→ Exercise inputs:
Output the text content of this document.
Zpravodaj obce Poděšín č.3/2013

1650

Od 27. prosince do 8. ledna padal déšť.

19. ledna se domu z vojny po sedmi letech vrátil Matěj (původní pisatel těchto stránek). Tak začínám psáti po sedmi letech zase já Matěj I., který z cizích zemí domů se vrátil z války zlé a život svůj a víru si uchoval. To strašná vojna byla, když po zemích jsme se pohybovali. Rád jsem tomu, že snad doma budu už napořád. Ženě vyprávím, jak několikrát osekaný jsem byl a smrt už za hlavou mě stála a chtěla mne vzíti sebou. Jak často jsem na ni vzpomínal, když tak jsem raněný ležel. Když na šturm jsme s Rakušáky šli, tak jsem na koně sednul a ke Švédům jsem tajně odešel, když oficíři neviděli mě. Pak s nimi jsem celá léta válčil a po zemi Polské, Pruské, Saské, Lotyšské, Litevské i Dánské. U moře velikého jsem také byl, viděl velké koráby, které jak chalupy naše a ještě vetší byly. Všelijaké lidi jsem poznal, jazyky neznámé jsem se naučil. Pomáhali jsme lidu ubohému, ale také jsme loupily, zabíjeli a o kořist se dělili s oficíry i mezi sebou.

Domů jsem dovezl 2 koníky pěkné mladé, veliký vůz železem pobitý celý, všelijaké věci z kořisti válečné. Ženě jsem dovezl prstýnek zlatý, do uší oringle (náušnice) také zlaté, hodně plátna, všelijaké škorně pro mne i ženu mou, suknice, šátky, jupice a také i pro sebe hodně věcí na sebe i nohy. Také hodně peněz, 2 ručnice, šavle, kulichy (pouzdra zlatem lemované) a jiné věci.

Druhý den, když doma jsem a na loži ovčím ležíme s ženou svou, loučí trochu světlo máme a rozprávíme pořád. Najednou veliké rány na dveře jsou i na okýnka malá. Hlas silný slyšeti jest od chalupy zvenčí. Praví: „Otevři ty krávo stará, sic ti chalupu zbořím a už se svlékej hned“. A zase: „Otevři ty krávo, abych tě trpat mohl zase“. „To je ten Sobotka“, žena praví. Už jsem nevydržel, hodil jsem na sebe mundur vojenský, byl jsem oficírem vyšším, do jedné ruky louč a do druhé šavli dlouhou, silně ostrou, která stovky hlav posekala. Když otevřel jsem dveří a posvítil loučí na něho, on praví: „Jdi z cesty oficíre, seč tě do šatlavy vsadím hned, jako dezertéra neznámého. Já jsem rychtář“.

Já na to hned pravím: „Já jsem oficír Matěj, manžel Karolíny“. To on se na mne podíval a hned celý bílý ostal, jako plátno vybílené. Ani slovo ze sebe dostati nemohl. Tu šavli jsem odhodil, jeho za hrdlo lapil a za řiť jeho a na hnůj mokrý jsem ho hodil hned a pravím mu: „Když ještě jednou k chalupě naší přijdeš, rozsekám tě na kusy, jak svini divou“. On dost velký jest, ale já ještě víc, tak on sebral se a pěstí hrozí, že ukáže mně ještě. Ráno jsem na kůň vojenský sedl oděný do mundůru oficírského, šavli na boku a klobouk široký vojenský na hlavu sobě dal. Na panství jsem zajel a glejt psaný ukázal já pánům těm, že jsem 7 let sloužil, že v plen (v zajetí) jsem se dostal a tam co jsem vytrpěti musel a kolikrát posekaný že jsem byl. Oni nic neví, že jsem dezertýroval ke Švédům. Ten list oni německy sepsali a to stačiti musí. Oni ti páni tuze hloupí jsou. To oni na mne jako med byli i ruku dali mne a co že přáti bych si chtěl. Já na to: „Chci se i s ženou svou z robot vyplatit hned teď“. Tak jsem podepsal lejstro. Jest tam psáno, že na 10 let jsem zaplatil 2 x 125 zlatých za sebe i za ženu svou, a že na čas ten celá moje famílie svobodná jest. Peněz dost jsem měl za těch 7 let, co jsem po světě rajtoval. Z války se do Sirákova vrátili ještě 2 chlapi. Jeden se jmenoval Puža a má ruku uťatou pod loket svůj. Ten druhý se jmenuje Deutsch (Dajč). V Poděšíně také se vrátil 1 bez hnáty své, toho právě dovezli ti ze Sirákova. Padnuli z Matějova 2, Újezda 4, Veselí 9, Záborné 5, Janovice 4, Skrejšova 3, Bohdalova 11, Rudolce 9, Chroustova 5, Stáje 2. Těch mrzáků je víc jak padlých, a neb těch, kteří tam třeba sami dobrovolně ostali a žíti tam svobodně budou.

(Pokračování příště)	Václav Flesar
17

→ Problem description: Print again each line of the listing above, exactly as it appears.

→ Written response:
Output the text content of this document.
Zpravodaj obce Poděšín č.3/2013

1650

Od 27. prosince do 8. ledna padal déšť.

19. ledna se domu z vojny po sedmi letech vrátil Matěj (původní pisatel těchto stránek). Tak začínám psáti po sedmi letech zase já Matěj I., který z cizích zemí domů se vrátil z války zlé a život svůj a víru si uchoval. To strašná vojna byla, když po zemích jsme se pohybovali. Rád jsem tomu, že snad doma budu už napořád. Ženě vyprávím, jak několikrát osekaný jsem byl a smrt už za hlavou mě stála a chtěla mne vzíti sebou. Jak často jsem na ni vzpomínal, když tak jsem raněný ležel. Když na šturm jsme s Rakušáky šli, tak jsem na koně sednul a ke Švédům jsem tajně odešel, když oficíři neviděli mě. Pak s nimi jsem celá léta válčil a po zemi Polské, Pruské, Saské, Lotyšské, Litevské i Dánské. U moře velikého jsem také byl, viděl velké koráby, které jak chalupy naše a ještě vetší byly. Všelijaké lidi jsem poznal, jazyky neznámé jsem se naučil. Pomáhali jsme lidu ubohému, ale také jsme loupily, zabíjeli a o kořist se dělili s oficíry i mezi sebou.

Domů jsem dovezl 2 koníky pěkné mladé, veliký vůz železem pobitý celý, všelijaké věci z kořisti válečné. Ženě jsem dovezl prstýnek zlatý, do uší oringle (náušnice) také zlaté, hodně plátna, všelijaké škorně pro mne i ženu mou, suknice, šátky, jupice a také i pro sebe hodně věcí na sebe i nohy. Také hodně peněz, 2 ručnice, šavle, kulichy (pouzdra zlatem lemované) a jiné věci.

Druhý den, když doma jsem a na loži ovčím ležíme s ženou svou, loučí trochu světlo máme a rozprávíme pořád. Najednou veliké rány na dveře jsou i na okýnka malá. Hlas silný slyšeti jest od chalupy zvenčí. Praví: „Otevři ty krávo stará, sic ti chalupu zbořím a už se svlékej hned“. A zase: „Otevři ty krávo, abych tě trpat mohl zase“. „To je ten Sobotka“, žena praví. Už jsem nevydržel, hodil jsem na sebe mundur vojenský, byl jsem oficírem vyšším, do jedné ruky louč a do druhé šavli dlouhou, silně ostrou, která stovky hlav posekala. Když otevřel jsem dveří a posvítil loučí na něho, on praví: „Jdi z cesty oficíre, seč tě do šatlavy vsadím hned, jako dezertéra neznámého. Já jsem rychtář“.

Já na to hned pravím: „Já jsem oficír Matěj, manžel Karolíny“. To on se na mne podíval a hned celý bílý ostal, jako plátno vybílené. Ani slovo ze sebe dostati nemohl. Tu šavli jsem odhodil, jeho za hrdlo lapil a za řiť jeho a na hnůj mokrý jsem ho hodil hned a pravím mu: „Když ještě jednou k chalupě naší přijdeš, rozsekám tě na kusy, jak svini divou“. On dost velký jest, ale já ještě víc, tak on sebral se a pěstí hrozí, že ukáže mně ještě. Ráno jsem na kůň vojenský sedl oděný do mundůru oficírského, šavli na boku a klobouk široký vojenský na hlavu sobě dal. Na panství jsem zajel a glejt psaný ukázal já pánům těm, že jsem 7 let sloužil, že v plen (v zajetí) jsem se dostal a tam co jsem vytrpěti musel a kolikrát posekaný že jsem byl. Oni nic neví, že jsem dezertýroval ke Švédům. Ten list oni německy sepsali a to stačiti musí. Oni ti páni tuze hloupí jsou. To oni na mne jako med byli i ruku dali mne a co že přáti bych si chtěl. Já na to: „Chci se i s ženou svou z robot vyplatit hned teď“. Tak jsem podepsal lejstro. Jest tam psáno, že na 10 let jsem zaplatil 2 x 125 zlatých za sebe i za ženu svou, a že na čas ten celá moje famílie svobodná jest. Peněz dost jsem měl za těch 7 let, co jsem po světě rajtoval. Z války se do Sirákova vrátili ještě 2 chlapi. Jeden se jmenoval Puža a má ruku uťatou pod loket svůj. Ten druhý se jmenuje Deutsch (Dajč). V Poděšíně také se vrátil 1 bez hnáty své, toho právě dovezli ti ze Sirákova. Padnuli z Matějova 2, Újezda 4, Veselí 9, Záborné 5, Janovice 4, Skrejšova 3, Bohdalova 11, Rudolce 9, Chroustova 5, Stáje 2. Těch mrzáků je víc jak padlých, a neb těch, kteří tam třeba sami dobrovolně ostali a žíti tam svobodně budou.

(Pokračování příště)	Václav Flesar
17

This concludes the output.